--- Begin ---
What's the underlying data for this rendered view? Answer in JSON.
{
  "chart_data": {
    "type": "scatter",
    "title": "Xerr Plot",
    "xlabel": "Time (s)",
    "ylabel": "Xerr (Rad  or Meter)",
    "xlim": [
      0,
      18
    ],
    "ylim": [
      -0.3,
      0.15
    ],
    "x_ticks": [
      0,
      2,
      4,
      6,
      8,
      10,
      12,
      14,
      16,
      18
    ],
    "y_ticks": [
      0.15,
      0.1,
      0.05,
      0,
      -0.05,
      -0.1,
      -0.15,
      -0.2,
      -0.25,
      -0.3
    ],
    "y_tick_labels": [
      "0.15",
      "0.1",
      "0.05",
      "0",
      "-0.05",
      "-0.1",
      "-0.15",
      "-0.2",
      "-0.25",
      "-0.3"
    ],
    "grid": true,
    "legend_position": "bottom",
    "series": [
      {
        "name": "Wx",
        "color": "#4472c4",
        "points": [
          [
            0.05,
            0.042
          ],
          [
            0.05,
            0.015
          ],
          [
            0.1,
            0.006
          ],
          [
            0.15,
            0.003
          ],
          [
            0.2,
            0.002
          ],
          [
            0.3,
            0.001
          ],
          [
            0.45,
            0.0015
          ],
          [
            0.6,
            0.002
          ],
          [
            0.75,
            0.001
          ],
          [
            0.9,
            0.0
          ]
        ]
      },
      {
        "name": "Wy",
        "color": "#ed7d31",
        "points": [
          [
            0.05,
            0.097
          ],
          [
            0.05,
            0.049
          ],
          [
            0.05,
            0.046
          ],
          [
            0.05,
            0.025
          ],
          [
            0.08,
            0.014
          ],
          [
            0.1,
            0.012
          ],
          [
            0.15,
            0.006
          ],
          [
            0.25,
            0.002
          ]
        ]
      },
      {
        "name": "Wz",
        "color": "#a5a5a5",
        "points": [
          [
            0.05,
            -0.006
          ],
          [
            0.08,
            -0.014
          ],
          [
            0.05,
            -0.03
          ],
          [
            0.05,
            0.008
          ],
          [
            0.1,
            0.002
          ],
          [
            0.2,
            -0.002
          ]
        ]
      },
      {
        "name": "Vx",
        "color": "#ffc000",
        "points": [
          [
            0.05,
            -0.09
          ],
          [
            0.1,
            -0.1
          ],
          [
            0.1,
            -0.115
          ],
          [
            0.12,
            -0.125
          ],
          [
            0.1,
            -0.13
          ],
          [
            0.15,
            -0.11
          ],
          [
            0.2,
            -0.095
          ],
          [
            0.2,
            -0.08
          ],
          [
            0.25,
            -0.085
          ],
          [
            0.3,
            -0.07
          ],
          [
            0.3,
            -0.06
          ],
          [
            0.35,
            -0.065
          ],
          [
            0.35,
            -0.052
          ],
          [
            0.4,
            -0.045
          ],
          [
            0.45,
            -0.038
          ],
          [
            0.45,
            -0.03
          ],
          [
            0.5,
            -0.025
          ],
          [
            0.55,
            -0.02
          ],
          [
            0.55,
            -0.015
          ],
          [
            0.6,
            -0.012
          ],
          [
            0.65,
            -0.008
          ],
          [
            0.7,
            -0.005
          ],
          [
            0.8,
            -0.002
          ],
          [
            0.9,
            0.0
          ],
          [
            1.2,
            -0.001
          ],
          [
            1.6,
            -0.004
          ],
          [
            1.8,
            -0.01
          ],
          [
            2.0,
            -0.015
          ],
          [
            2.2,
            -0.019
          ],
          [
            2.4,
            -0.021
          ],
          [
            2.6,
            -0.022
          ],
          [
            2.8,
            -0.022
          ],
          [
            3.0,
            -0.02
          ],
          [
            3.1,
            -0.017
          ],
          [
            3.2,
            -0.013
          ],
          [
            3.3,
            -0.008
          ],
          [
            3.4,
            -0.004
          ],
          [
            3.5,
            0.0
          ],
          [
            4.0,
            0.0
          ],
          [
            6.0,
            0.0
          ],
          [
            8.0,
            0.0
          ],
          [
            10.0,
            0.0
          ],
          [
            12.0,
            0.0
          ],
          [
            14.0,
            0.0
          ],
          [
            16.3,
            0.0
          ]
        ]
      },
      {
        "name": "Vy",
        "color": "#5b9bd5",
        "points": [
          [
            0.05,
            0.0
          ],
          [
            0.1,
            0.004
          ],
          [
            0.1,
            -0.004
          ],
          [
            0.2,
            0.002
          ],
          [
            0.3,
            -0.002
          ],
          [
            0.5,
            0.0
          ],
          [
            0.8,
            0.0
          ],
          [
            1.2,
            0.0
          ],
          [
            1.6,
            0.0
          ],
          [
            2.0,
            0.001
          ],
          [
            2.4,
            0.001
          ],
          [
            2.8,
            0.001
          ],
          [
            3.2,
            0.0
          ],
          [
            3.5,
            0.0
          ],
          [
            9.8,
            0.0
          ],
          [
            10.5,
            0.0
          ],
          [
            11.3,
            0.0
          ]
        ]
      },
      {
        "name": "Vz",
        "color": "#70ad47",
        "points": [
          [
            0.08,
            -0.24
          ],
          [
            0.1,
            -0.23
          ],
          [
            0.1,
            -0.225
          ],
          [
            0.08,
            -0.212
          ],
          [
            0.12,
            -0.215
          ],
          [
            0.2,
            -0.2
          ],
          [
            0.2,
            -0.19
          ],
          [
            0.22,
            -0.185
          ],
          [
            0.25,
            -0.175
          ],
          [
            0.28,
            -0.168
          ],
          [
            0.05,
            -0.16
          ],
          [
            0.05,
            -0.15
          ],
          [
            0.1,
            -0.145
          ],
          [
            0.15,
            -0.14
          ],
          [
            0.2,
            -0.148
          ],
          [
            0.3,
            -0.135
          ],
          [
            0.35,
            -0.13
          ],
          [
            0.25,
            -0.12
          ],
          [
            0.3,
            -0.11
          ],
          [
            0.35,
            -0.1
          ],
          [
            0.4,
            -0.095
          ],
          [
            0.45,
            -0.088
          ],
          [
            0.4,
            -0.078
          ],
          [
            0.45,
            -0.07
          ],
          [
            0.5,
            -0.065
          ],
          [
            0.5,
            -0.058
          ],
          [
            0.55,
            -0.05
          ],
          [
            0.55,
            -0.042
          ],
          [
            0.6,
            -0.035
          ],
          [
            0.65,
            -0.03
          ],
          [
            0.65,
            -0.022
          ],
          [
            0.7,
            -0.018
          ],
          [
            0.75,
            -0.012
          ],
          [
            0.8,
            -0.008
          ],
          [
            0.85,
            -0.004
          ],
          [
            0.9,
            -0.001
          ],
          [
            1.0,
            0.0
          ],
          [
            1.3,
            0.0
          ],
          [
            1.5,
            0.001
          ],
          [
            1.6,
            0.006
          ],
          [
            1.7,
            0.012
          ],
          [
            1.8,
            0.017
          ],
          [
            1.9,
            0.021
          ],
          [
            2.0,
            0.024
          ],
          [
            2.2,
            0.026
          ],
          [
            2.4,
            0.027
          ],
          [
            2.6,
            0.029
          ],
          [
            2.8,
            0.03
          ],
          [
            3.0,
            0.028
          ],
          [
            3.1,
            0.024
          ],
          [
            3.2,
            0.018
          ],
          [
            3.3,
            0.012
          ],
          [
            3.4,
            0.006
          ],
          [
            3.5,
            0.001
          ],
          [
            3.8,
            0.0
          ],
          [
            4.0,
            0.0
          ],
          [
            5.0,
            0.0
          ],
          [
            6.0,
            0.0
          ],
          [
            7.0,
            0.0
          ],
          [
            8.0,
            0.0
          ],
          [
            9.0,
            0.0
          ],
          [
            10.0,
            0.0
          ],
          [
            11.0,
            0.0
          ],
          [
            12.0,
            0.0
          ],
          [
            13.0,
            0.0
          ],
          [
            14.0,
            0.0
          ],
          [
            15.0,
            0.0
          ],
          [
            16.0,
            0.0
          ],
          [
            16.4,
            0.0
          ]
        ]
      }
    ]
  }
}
--- End ---
(WHAT THE TASK REQUIRES):
Look through the data above. Copy every line with the string "name" in it.

(FULL SOLUTION):
        "name": "Wx",
        "name": "Wy",
        "name": "Wz",
        "name": "Vx",
        "name": "Vy",
        "name": "Vz",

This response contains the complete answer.